Without the pictures, write out all the lines below exactly as they appear.

=== Entries provided ===

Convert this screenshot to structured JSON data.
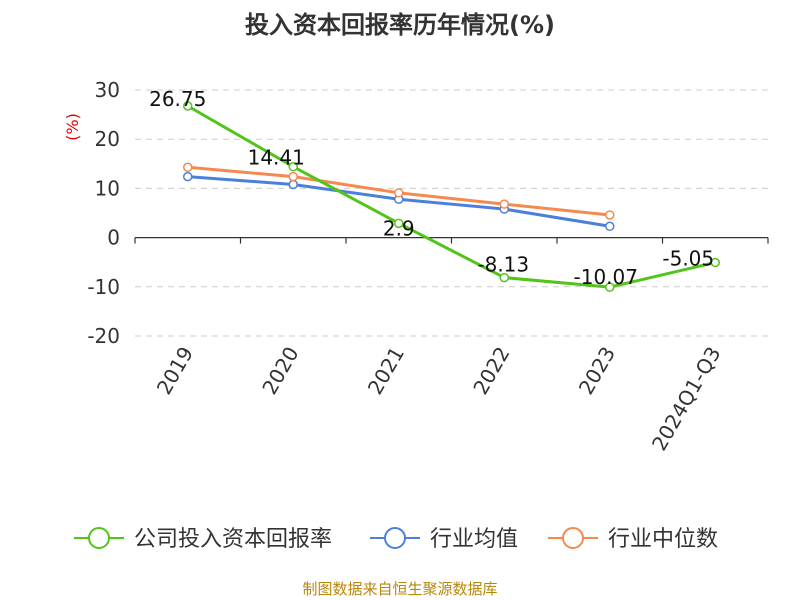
{
  "chart_data": {
    "type": "line",
    "title": "投入资本回报率历年情况(%)",
    "y_unit": "(%)",
    "categories": [
      "2019",
      "2020",
      "2021",
      "2022",
      "2023",
      "2024Q1-Q3"
    ],
    "ylim": [
      -20,
      30
    ],
    "yticks": [
      30,
      20,
      10,
      0,
      -10,
      -20
    ],
    "ytick_labels": [
      "30",
      "20",
      "10",
      "0",
      "-10",
      "-20"
    ],
    "grid": true,
    "legend_position": "bottom",
    "series": [
      {
        "name": "公司投入资本回报率",
        "color": "#52c41a",
        "values": [
          26.75,
          14.41,
          2.9,
          -8.13,
          -10.07,
          -5.05
        ],
        "labels": [
          "26.75",
          "14.41",
          "2.9",
          "-8.13",
          "-10.07",
          "-5.05"
        ]
      },
      {
        "name": "行业均值",
        "color": "#4a7fdc",
        "values": [
          12.4,
          10.8,
          7.8,
          5.8,
          2.3,
          null
        ],
        "labels": []
      },
      {
        "name": "行业中位数",
        "color": "#f5894f",
        "values": [
          14.3,
          12.4,
          9.1,
          6.8,
          4.6,
          null
        ],
        "labels": []
      }
    ]
  },
  "source": "制图数据来自恒生聚源数据库"
}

===

__Exercise answer__
Convert this screenshot to structured JSON data.
{
  "chart_data": {
    "type": "line",
    "title": "投入资本回报率历年情况(%)",
    "y_unit": "(%)",
    "categories": [
      "2019",
      "2020",
      "2021",
      "2022",
      "2023",
      "2024Q1-Q3"
    ],
    "ylim": [
      -20,
      30
    ],
    "yticks": [
      30,
      20,
      10,
      0,
      -10,
      -20
    ],
    "ytick_labels": [
      "30",
      "20",
      "10",
      "0",
      "-10",
      "-20"
    ],
    "grid": true,
    "legend_position": "bottom",
    "series": [
      {
        "name": "公司投入资本回报率",
        "color": "#52c41a",
        "values": [
          26.75,
          14.41,
          2.9,
          -8.13,
          -10.07,
          -5.05
        ],
        "labels": [
          "26.75",
          "14.41",
          "2.9",
          "-8.13",
          "-10.07",
          "-5.05"
        ]
      },
      {
        "name": "行业均值",
        "color": "#4a7fdc",
        "values": [
          12.4,
          10.8,
          7.8,
          5.8,
          2.3,
          null
        ],
        "labels": []
      },
      {
        "name": "行业中位数",
        "color": "#f5894f",
        "values": [
          14.3,
          12.4,
          9.1,
          6.8,
          4.6,
          null
        ],
        "labels": []
      }
    ]
  },
  "source": "制图数据来自恒生聚源数据库"
}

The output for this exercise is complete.